[Data entries]
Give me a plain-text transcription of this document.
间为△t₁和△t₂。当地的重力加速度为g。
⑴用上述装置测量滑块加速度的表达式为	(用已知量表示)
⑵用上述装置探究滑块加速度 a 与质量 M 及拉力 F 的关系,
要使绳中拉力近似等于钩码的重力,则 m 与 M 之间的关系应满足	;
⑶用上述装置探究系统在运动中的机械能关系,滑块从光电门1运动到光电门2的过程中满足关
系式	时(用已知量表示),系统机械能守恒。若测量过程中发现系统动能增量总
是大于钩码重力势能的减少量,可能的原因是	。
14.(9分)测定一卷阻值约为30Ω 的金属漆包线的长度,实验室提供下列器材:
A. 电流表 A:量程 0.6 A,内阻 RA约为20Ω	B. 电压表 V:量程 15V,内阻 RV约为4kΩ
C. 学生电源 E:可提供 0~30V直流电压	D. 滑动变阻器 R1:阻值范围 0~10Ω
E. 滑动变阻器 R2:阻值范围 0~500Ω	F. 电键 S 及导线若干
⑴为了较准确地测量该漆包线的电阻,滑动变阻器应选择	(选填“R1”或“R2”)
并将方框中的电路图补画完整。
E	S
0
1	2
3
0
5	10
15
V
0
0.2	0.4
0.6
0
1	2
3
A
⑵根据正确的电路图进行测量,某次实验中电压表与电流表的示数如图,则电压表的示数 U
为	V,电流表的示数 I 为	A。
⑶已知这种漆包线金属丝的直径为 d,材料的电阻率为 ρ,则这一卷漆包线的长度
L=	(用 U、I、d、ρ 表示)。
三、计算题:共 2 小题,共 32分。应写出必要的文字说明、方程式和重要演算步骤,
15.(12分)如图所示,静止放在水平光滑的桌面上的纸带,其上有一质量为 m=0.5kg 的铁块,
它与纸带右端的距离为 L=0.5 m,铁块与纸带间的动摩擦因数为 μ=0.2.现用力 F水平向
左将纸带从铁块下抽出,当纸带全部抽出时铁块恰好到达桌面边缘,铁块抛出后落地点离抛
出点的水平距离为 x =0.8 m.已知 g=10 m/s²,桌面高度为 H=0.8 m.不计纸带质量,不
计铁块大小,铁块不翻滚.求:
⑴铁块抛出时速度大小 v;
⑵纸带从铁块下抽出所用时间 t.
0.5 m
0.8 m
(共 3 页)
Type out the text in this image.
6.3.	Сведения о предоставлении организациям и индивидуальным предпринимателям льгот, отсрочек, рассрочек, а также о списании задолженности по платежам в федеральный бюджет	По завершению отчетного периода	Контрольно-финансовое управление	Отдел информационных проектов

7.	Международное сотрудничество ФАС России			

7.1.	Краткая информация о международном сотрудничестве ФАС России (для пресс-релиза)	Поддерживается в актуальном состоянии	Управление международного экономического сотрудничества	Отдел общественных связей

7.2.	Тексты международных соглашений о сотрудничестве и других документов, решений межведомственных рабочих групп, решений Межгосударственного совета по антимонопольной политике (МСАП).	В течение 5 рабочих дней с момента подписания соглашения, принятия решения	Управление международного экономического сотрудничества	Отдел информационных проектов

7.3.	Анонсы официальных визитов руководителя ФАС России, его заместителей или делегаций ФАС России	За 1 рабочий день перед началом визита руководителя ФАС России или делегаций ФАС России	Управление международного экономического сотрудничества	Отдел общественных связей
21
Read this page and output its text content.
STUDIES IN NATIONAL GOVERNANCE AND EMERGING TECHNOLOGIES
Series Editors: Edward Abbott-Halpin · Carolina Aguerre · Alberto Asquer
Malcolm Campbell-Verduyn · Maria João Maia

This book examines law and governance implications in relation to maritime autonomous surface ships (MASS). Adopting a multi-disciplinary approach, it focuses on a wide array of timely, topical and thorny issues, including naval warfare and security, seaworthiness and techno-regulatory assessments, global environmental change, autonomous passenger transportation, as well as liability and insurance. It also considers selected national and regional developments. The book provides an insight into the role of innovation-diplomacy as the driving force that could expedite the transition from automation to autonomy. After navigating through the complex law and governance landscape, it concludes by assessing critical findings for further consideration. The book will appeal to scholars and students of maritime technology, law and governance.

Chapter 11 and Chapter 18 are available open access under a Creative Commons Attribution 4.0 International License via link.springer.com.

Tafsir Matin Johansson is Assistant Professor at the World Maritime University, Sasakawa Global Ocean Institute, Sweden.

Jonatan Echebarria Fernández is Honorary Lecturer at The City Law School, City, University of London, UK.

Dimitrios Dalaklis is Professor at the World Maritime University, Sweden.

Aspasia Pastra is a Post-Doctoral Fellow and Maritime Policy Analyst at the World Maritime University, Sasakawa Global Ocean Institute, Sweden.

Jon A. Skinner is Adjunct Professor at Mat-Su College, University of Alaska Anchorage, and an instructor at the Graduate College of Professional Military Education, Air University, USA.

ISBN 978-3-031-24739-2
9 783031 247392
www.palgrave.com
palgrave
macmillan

## Problem requirements
Go through the data and return every record exactly.

## Complete response
Give me a plain-text transcription of this document.
间为△t₁和△t₂。当地的重力加速度为g。
⑴用上述装置测量滑块加速度的表达式为	(用已知量表示)
⑵用上述装置探究滑块加速度 a 与质量 M 及拉力 F 的关系,
要使绳中拉力近似等于钩码的重力,则 m 与 M 之间的关系应满足	;
⑶用上述装置探究系统在运动中的机械能关系,滑块从光电门1运动到光电门2的过程中满足关
系式	时(用已知量表示),系统机械能守恒。若测量过程中发现系统动能增量总
是大于钩码重力势能的减少量,可能的原因是	。
14.(9分)测定一卷阻值约为30Ω 的金属漆包线的长度,实验室提供下列器材:
A. 电流表 A:量程 0.6 A,内阻 RA约为20Ω	B. 电压表 V:量程 15V,内阻 RV约为4kΩ
C. 学生电源 E:可提供 0~30V直流电压	D. 滑动变阻器 R1:阻值范围 0~10Ω
E. 滑动变阻器 R2:阻值范围 0~500Ω	F. 电键 S 及导线若干
⑴为了较准确地测量该漆包线的电阻,滑动变阻器应选择	(选填“R1”或“R2”)
并将方框中的电路图补画完整。
E	S
0
1	2
3
0
5	10
15
V
0
0.2	0.4
0.6
0
1	2
3
A
⑵根据正确的电路图进行测量,某次实验中电压表与电流表的示数如图,则电压表的示数 U
为	V,电流表的示数 I 为	A。
⑶已知这种漆包线金属丝的直径为 d,材料的电阻率为 ρ,则这一卷漆包线的长度
L=	(用 U、I、d、ρ 表示)。
三、计算题:共 2 小题,共 32分。应写出必要的文字说明、方程式和重要演算步骤,
15.(12分)如图所示,静止放在水平光滑的桌面上的纸带,其上有一质量为 m=0.5kg 的铁块,
它与纸带右端的距离为 L=0.5 m,铁块与纸带间的动摩擦因数为 μ=0.2.现用力 F水平向
左将纸带从铁块下抽出,当纸带全部抽出时铁块恰好到达桌面边缘,铁块抛出后落地点离抛
出点的水平距离为 x =0.8 m.已知 g=10 m/s²,桌面高度为 H=0.8 m.不计纸带质量,不
计铁块大小,铁块不翻滚.求:
⑴铁块抛出时速度大小 v;
⑵纸带从铁块下抽出所用时间 t.
0.5 m
0.8 m
(共 3 页)
Type out the text in this image.
6.3.	Сведения о предоставлении организациям и индивидуальным предпринимателям льгот, отсрочек, рассрочек, а также о списании задолженности по платежам в федеральный бюджет	По завершению отчетного периода	Контрольно-финансовое управление	Отдел информационных проектов

7.	Международное сотрудничество ФАС России			

7.1.	Краткая информация о международном сотрудничестве ФАС России (для пресс-релиза)	Поддерживается в актуальном состоянии	Управление международного экономического сотрудничества	Отдел общественных связей

7.2.	Тексты международных соглашений о сотрудничестве и других документов, решений межведомственных рабочих групп, решений Межгосударственного совета по антимонопольной политике (МСАП).	В течение 5 рабочих дней с момента подписания соглашения, принятия решения	Управление международного экономического сотрудничества	Отдел информационных проектов

7.3.	Анонсы официальных визитов руководителя ФАС России, его заместителей или делегаций ФАС России	За 1 рабочий день перед началом визита руководителя ФАС России или делегаций ФАС России	Управление международного экономического сотрудничества	Отдел общественных связей
21
Read this page and output its text content.
STUDIES IN NATIONAL GOVERNANCE AND EMERGING TECHNOLOGIES
Series Editors: Edward Abbott-Halpin · Carolina Aguerre · Alberto Asquer
Malcolm Campbell-Verduyn · Maria João Maia

This book examines law and governance implications in relation to maritime autonomous surface ships (MASS). Adopting a multi-disciplinary approach, it focuses on a wide array of timely, topical and thorny issues, including naval warfare and security, seaworthiness and techno-regulatory assessments, global environmental change, autonomous passenger transportation, as well as liability and insurance. It also considers selected national and regional developments. The book provides an insight into the role of innovation-diplomacy as the driving force that could expedite the transition from automation to autonomy. After navigating through the complex law and governance landscape, it concludes by assessing critical findings for further consideration. The book will appeal to scholars and students of maritime technology, law and governance.

Chapter 11 and Chapter 18 are available open access under a Creative Commons Attribution 4.0 International License via link.springer.com.

Tafsir Matin Johansson is Assistant Professor at the World Maritime University, Sasakawa Global Ocean Institute, Sweden.

Jonatan Echebarria Fernández is Honorary Lecturer at The City Law School, City, University of London, UK.

Dimitrios Dalaklis is Professor at the World Maritime University, Sweden.

Aspasia Pastra is a Post-Doctoral Fellow and Maritime Policy Analyst at the World Maritime University, Sasakawa Global Ocean Institute, Sweden.

Jon A. Skinner is Adjunct Professor at Mat-Su College, University of Alaska Anchorage, and an instructor at the Graduate College of Professional Military Education, Air University, USA.

ISBN 978-3-031-24739-2
9 783031 247392
www.palgrave.com
palgrave
macmillan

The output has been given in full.